■ Given request ■
Count every line that has "elapsed" in it and give the total, nothing more.

Dataset items:
■ ■ ■ ■ ■
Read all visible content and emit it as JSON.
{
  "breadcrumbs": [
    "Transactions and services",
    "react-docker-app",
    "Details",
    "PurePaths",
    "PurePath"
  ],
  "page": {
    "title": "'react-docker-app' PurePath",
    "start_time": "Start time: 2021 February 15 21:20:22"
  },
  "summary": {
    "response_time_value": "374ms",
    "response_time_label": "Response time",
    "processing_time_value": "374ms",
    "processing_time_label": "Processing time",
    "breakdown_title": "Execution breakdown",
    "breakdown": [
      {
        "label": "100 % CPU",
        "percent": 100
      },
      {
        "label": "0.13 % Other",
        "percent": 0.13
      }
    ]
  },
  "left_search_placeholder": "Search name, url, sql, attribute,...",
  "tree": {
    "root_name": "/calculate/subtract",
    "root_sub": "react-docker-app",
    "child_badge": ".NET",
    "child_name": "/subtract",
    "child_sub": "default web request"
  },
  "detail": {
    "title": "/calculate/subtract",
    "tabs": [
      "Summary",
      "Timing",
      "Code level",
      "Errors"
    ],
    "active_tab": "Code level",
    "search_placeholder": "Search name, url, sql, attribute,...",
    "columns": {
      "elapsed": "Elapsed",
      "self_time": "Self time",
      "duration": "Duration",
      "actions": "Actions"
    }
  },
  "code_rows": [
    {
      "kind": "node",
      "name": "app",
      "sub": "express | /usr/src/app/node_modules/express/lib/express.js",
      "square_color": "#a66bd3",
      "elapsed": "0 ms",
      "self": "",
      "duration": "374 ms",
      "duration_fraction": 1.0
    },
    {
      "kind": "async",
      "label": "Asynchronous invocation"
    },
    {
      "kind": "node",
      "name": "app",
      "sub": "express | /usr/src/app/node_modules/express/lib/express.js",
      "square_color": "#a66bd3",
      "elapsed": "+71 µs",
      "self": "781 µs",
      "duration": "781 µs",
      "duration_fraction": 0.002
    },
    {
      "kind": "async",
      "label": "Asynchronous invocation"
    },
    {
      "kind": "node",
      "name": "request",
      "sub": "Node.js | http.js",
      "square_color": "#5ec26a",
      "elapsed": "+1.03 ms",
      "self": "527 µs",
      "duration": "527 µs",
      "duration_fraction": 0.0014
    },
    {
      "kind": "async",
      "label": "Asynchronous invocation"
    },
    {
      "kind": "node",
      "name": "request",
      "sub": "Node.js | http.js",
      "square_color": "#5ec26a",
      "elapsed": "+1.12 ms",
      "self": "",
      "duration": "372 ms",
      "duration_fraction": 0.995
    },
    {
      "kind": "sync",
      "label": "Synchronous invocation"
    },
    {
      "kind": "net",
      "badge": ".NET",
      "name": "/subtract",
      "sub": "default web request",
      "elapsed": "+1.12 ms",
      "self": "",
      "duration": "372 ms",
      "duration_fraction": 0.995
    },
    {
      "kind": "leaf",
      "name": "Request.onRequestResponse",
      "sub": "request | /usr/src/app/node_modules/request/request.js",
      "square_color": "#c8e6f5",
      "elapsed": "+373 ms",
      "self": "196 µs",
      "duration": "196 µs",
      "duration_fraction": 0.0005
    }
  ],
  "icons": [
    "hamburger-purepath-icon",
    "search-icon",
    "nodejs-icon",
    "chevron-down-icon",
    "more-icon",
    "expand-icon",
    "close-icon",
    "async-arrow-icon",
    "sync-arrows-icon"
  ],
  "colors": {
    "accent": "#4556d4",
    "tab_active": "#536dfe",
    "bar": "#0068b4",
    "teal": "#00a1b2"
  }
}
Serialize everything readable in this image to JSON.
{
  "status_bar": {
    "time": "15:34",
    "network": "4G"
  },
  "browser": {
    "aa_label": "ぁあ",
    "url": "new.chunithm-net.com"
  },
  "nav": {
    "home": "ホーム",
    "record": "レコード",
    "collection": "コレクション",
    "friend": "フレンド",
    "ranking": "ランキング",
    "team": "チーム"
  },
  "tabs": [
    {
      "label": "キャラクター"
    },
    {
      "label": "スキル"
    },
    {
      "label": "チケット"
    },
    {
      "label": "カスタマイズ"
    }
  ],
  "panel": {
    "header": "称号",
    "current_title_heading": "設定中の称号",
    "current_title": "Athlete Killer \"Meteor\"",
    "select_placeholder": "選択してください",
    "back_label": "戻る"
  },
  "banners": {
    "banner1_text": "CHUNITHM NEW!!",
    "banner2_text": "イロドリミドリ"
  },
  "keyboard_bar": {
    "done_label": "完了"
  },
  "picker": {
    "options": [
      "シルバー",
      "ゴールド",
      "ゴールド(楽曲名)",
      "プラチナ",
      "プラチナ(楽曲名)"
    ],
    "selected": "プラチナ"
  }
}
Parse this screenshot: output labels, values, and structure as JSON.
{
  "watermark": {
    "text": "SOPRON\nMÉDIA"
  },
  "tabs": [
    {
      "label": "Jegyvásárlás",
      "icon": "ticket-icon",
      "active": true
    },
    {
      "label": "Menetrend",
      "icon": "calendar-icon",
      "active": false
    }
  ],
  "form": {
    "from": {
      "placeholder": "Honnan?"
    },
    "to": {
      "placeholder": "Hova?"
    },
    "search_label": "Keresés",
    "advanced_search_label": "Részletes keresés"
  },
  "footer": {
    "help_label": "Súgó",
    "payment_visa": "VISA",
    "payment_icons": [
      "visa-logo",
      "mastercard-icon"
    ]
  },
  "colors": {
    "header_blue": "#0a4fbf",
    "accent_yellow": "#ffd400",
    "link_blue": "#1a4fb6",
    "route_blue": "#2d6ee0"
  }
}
■ ■ ■ ■ ■
■ Task response ■
7